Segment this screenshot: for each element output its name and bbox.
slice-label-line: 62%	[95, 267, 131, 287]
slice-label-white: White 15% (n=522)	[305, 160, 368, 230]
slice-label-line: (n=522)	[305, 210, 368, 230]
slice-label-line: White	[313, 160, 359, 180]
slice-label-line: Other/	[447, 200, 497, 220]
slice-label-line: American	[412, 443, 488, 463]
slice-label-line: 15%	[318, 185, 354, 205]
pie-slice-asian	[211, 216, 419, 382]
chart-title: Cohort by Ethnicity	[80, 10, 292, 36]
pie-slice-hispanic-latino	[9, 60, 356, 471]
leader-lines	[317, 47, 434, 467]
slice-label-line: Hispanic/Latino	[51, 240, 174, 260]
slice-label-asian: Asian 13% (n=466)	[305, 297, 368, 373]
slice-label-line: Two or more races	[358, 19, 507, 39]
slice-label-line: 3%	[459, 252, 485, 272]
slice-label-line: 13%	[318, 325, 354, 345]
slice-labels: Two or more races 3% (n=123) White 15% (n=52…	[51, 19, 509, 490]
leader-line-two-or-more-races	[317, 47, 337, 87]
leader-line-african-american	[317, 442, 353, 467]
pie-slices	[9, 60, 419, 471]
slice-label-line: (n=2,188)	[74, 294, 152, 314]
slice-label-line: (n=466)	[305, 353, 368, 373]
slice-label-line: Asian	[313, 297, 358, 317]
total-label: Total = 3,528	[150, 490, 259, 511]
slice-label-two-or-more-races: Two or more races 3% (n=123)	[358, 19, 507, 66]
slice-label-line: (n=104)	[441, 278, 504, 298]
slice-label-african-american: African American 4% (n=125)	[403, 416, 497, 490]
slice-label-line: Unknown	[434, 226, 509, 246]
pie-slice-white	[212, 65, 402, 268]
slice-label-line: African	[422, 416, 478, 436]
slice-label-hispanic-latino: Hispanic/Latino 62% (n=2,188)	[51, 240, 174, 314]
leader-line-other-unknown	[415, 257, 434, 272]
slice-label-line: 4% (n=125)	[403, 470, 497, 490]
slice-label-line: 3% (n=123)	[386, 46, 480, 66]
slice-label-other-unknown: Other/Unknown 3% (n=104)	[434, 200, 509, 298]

- SET PROBLEM
Reproduce every line of the records above verbatim, keeping the original order and altering nothing.

- WRITTEN ANSWER
Segment this screenshot: for each element output its name and bbox.
slice-label-line: 62%	[95, 267, 131, 287]
slice-label-white: White 15% (n=522)	[305, 160, 368, 230]
slice-label-line: (n=522)	[305, 210, 368, 230]
slice-label-line: White	[313, 160, 359, 180]
slice-label-line: Other/	[447, 200, 497, 220]
slice-label-line: American	[412, 443, 488, 463]
slice-label-line: 15%	[318, 185, 354, 205]
pie-slice-asian	[211, 216, 419, 382]
chart-title: Cohort by Ethnicity	[80, 10, 292, 36]
pie-slice-hispanic-latino	[9, 60, 356, 471]
leader-lines	[317, 47, 434, 467]
slice-label-line: Hispanic/Latino	[51, 240, 174, 260]
slice-label-asian: Asian 13% (n=466)	[305, 297, 368, 373]
slice-label-line: Two or more races	[358, 19, 507, 39]
slice-label-line: 3%	[459, 252, 485, 272]
slice-label-line: 13%	[318, 325, 354, 345]
slice-labels: Two or more races 3% (n=123) White 15% (n=52…	[51, 19, 509, 490]
leader-line-two-or-more-races	[317, 47, 337, 87]
leader-line-african-american	[317, 442, 353, 467]
pie-slices	[9, 60, 419, 471]
slice-label-line: (n=2,188)	[74, 294, 152, 314]
slice-label-line: (n=466)	[305, 353, 368, 373]
slice-label-line: Asian	[313, 297, 358, 317]
total-label: Total = 3,528	[150, 490, 259, 511]
slice-label-two-or-more-races: Two or more races 3% (n=123)	[358, 19, 507, 66]
slice-label-line: (n=104)	[441, 278, 504, 298]
slice-label-african-american: African American 4% (n=125)	[403, 416, 497, 490]
slice-label-line: Unknown	[434, 226, 509, 246]
pie-slice-white	[212, 65, 402, 268]
slice-label-line: African	[422, 416, 478, 436]
slice-label-hispanic-latino: Hispanic/Latino 62% (n=2,188)	[51, 240, 174, 314]
leader-line-other-unknown	[415, 257, 434, 272]
slice-label-line: 4% (n=125)	[403, 470, 497, 490]
slice-label-line: 3% (n=123)	[386, 46, 480, 66]
slice-label-other-unknown: Other/Unknown 3% (n=104)	[434, 200, 509, 298]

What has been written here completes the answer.